--- TEXT EXCERPT ---

========================================

Isn’t it obvious how reprehensible is the commercialization of Christmas? I read in a Montréal newspaper that “the development of the mass market stimulated by material desires” and of the “consumer society” around the late 19th or early 20th century led to the “commercialization of the Holiday season” and created an “artificial” Christmas. The commercialization of Christmas was criticized by both the religious authorities and then the bien-pensant socialist intelligentsia. This last expression, nearly blasphemous, is used neither by the journalist nor by the highbrow academic he quotes.

We are told that today is even worse: “Everything is excessive, from the decorations to expensive food, through the competition for gifts purchased on credit.” This “alienation through mass consumption” has lately been attacked by environmentalists too. “We are far from voluntary simplicity and negative growth.”

========================================

--- PROMPT 1 ---
Decide whether each statement agrees with the passage on Christmas commercialization, answering yes or no and quoting the words that settle it: (a) the newspaper mentioned is from Montréal; (b) the journalist uses the expression "bien-pensant socialist intelligentsia"; (c) environmentalists have lately attacked the "alienation through mass consumption."
--- PROMPT 2 ---
Print the part of the passage on Christmas commercialization that opens with the words containing "Isn’t it obvious" and closes with "academic he quotes.", copied word for word.
The data that follows is separate material with no connection to the passage on Christmas commercialization.

========================================

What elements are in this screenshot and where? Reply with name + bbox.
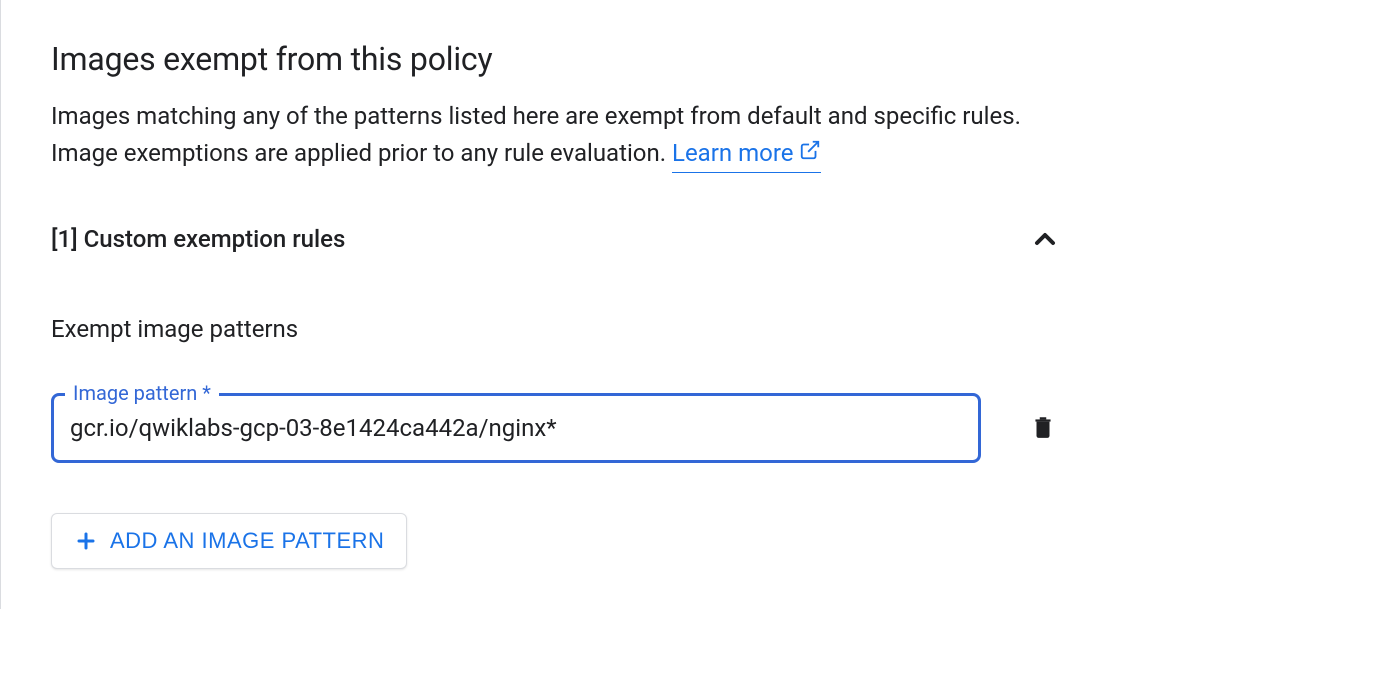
subsection-title: Exempt image patterns (51, 315, 1348, 343)
delete-button[interactable] (1026, 408, 1060, 449)
add-button-label: ADD AN IMAGE PATTERN (110, 528, 384, 554)
learn-more-link[interactable]: Learn more (672, 135, 821, 173)
input-wrapper: Image pattern * (51, 393, 981, 463)
trash-icon (1030, 412, 1056, 445)
chevron-up-icon[interactable] (1029, 223, 1061, 255)
input-row: Image pattern * (51, 393, 1111, 463)
section-description: Images matching any of the patterns list… (51, 98, 1061, 173)
label-text: Image pattern (73, 381, 197, 405)
input-label: Image pattern * (65, 381, 219, 405)
section-title: Images exempt from this policy (51, 40, 1348, 78)
accordion-header[interactable]: [1] Custom exemption rules (51, 223, 1061, 255)
accordion-title: [1] Custom exemption rules (51, 225, 345, 253)
plus-icon (74, 529, 98, 553)
description-text: Images matching any of the patterns list… (51, 102, 1021, 167)
external-link-icon (799, 135, 821, 172)
required-indicator: * (202, 381, 211, 405)
learn-more-text: Learn more (672, 135, 793, 172)
add-image-pattern-button[interactable]: ADD AN IMAGE PATTERN (51, 513, 407, 569)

========================================

--- WORKED SOLUTION 1 ---
(a) Yes: "I read in a Montréal newspaper"
(b) No: "This last expression, nearly blasphemous, is used neither by the journalist nor by the highbrow academic he quotes."
(c) Yes: "This “alienation through mass consumption” has lately been attacked by environmentalists too."

--- WORKED SOLUTION 2 ---
Isn’t it obvious how reprehensible is the commercialization of Christmas? I read in a Montréal newspaper that “the development of the mass market stimulated by material desires” and of the “consumer society” around the late 19th or early 20th century led to the “commercialization of the Holiday season” and created an “artificial” Christmas. The commercialization of Christmas was criticized by both the religious authorities and then the bien-pensant socialist intelligentsia. This last expression, nearly blasphemous, is used neither by the journalist nor by the highbrow academic he quotes.